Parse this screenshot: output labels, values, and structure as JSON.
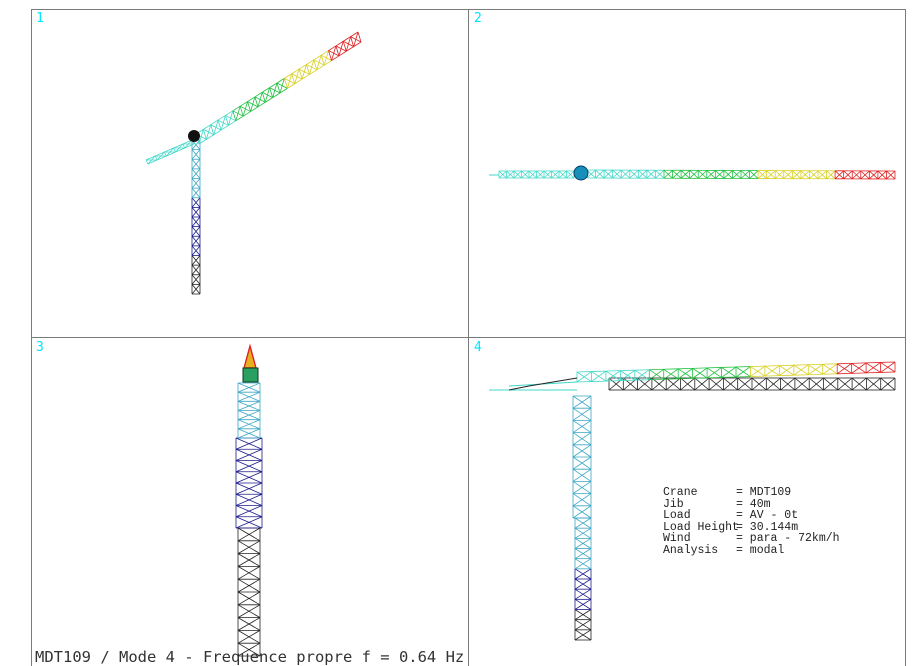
{
  "viewports": [
    {
      "id": "1"
    },
    {
      "id": "2"
    },
    {
      "id": "3"
    },
    {
      "id": "4"
    }
  ],
  "info": [
    {
      "key": "Crane",
      "value": "= MDT109"
    },
    {
      "key": "Jib",
      "value": "= 40m"
    },
    {
      "key": "Load",
      "value": "= AV - 0t"
    },
    {
      "key": "Load Height",
      "value": "= 30.144m"
    },
    {
      "key": "Wind",
      "value": "= para - 72km/h"
    },
    {
      "key": "Analysis",
      "value": "= modal"
    }
  ],
  "footer": "MDT109 / Mode 4 - Frequence propre f = 0.64 Hz",
  "colors": {
    "viewport_number": "#00e5ff",
    "border": "#7a7a7a",
    "mast_base": "#222222",
    "mast_mid": "#1a1a8c",
    "mast_upper": "#3aa6c4",
    "jib_root": "#40d8c8",
    "jib_mid": "#20c040",
    "jib_yellow": "#d8d020",
    "jib_tip": "#e02020"
  }
}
────────────────────────────────────────
## PROBLEM DETAILS
All entries are to be retyped exactly. Omit any embedded images.

## CORRECT OUTPUT
Parse this screenshot: output labels, values, and structure as JSON.
{
  "viewports": [
    {
      "id": "1"
    },
    {
      "id": "2"
    },
    {
      "id": "3"
    },
    {
      "id": "4"
    }
  ],
  "info": [
    {
      "key": "Crane",
      "value": "= MDT109"
    },
    {
      "key": "Jib",
      "value": "= 40m"
    },
    {
      "key": "Load",
      "value": "= AV - 0t"
    },
    {
      "key": "Load Height",
      "value": "= 30.144m"
    },
    {
      "key": "Wind",
      "value": "= para - 72km/h"
    },
    {
      "key": "Analysis",
      "value": "= modal"
    }
  ],
  "footer": "MDT109 / Mode 4 - Frequence propre f = 0.64 Hz",
  "colors": {
    "viewport_number": "#00e5ff",
    "border": "#7a7a7a",
    "mast_base": "#222222",
    "mast_mid": "#1a1a8c",
    "mast_upper": "#3aa6c4",
    "jib_root": "#40d8c8",
    "jib_mid": "#20c040",
    "jib_yellow": "#d8d020",
    "jib_tip": "#e02020"
  }
}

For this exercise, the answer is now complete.